**Problem details**
Filter the data for lines with the word "page", then copy every line so identified.

**Supplied records**

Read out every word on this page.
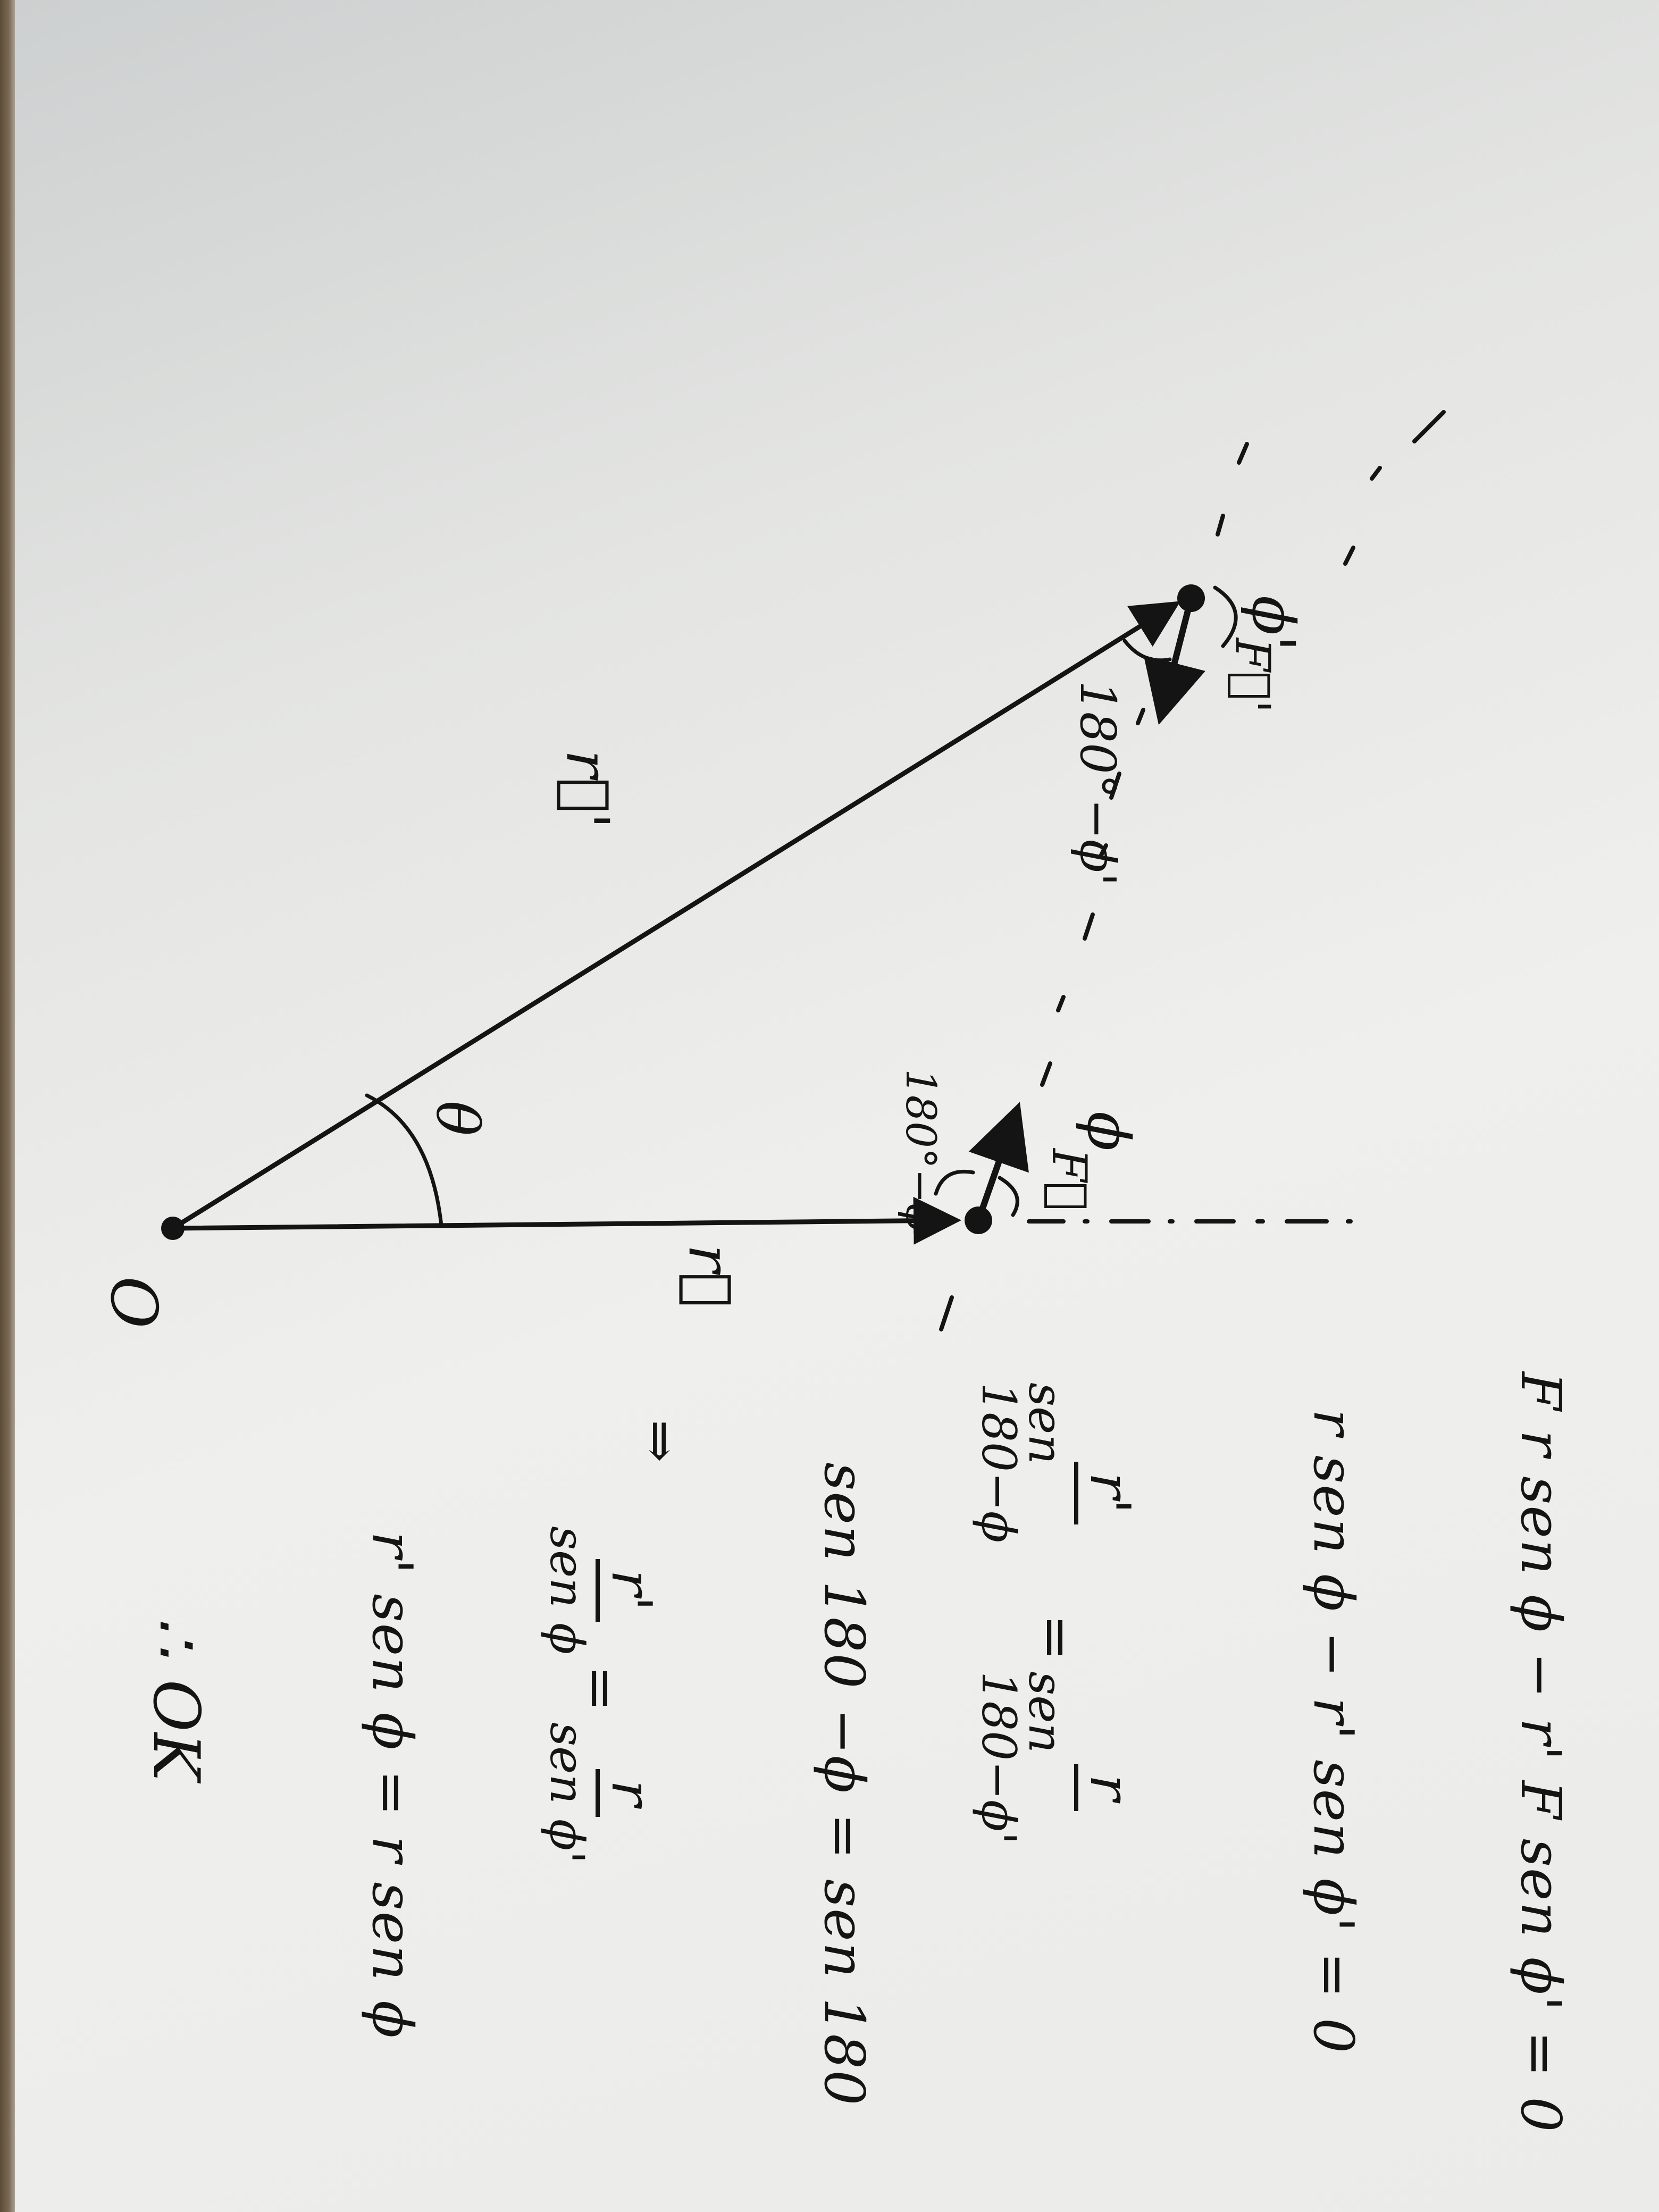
O
θ
r⃗
r⃗'
F⃗
F⃗'
ϕ
ϕ'
180°−ϕ
180°−ϕ'
F r sen ϕ − r' F sen ϕ' = 0
r sen ϕ − r' sen ϕ' = 0
r'
sen 180−ϕ
=
r
sen 180−ϕ'
sen 180 −ϕ = sen 180
⇒
r'
sen ϕ
=
r
sen ϕ'
r' sen ϕ = r sen ϕ
∴ OK
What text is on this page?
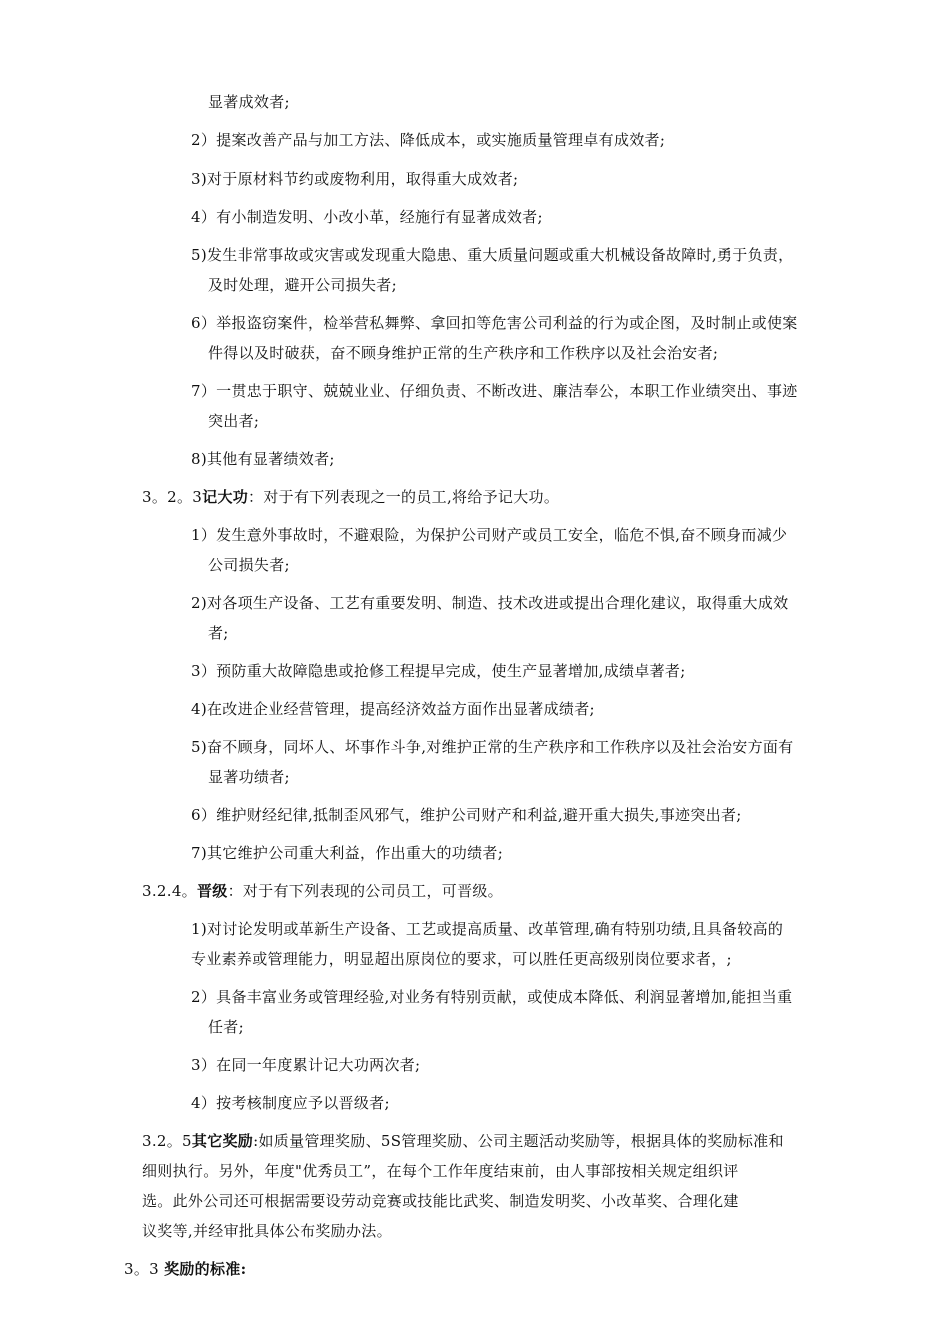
显著成效者;
2）提案改善产品与加工方法、降低成本，或实施质量管理卓有成效者;
3)对于原材料节约或废物利用，取得重大成效者;
4）有小制造发明、小改小革，经施行有显著成效者;
5)发生非常事故或灾害或发现重大隐患、重大质量问题或重大机械设备故障时,勇于负责，
及时处理，避开公司损失者;
6）举报盗窃案件，检举营私舞弊、拿回扣等危害公司利益的行为或企图，及时制止或使案
件得以及时破获，奋不顾身维护正常的生产秩序和工作秩序以及社会治安者;
7）一贯忠于职守、兢兢业业、仔细负责、不断改进、廉洁奉公，本职工作业绩突出、事迹
突出者;
8)其他有显著绩效者;
3。2。3记大功：对于有下列表现之一的员工,将给予记大功。
1）发生意外事故时，不避艰险，为保护公司财产或员工安全，临危不惧,奋不顾身而减少
公司损失者;
2)对各项生产设备、工艺有重要发明、制造、技术改进或提出合理化建议，取得重大成效
者;
3）预防重大故障隐患或抢修工程提早完成，使生产显著增加,成绩卓著者;
4)在改进企业经营管理，提高经济效益方面作出显著成绩者;
5)奋不顾身，同坏人、坏事作斗争,对维护正常的生产秩序和工作秩序以及社会治安方面有
显著功绩者;
6）维护财经纪律,抵制歪风邪气，维护公司财产和利益,避开重大损失,事迹突出者;
7)其它维护公司重大利益，作出重大的功绩者;
3.2.4。晋级：对于有下列表现的公司员工，可晋级。
1)对讨论发明或革新生产设备、工艺或提高质量、改革管理,确有特别功绩,且具备较高的
专业素养或管理能力，明显超出原岗位的要求，可以胜任更高级别岗位要求者，;
2）具备丰富业务或管理经验,对业务有特别贡献，或使成本降低、利润显著增加,能担当重
任者;
3）在同一年度累计记大功两次者;
4）按考核制度应予以晋级者;
3.2。5其它奖励:如质量管理奖励、5S管理奖励、公司主题活动奖励等，根据具体的奖励标准和
细则执行。另外，年度"优秀员工”，在每个工作年度结束前，由人事部按相关规定组织评
选。此外公司还可根据需要设劳动竞赛或技能比武奖、制造发明奖、小改革奖、合理化建
议奖等,并经审批具体公布奖励办法。
3。3 奖励的标准:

**Finished exercise**
Read out every word on this page.
What text is on this page?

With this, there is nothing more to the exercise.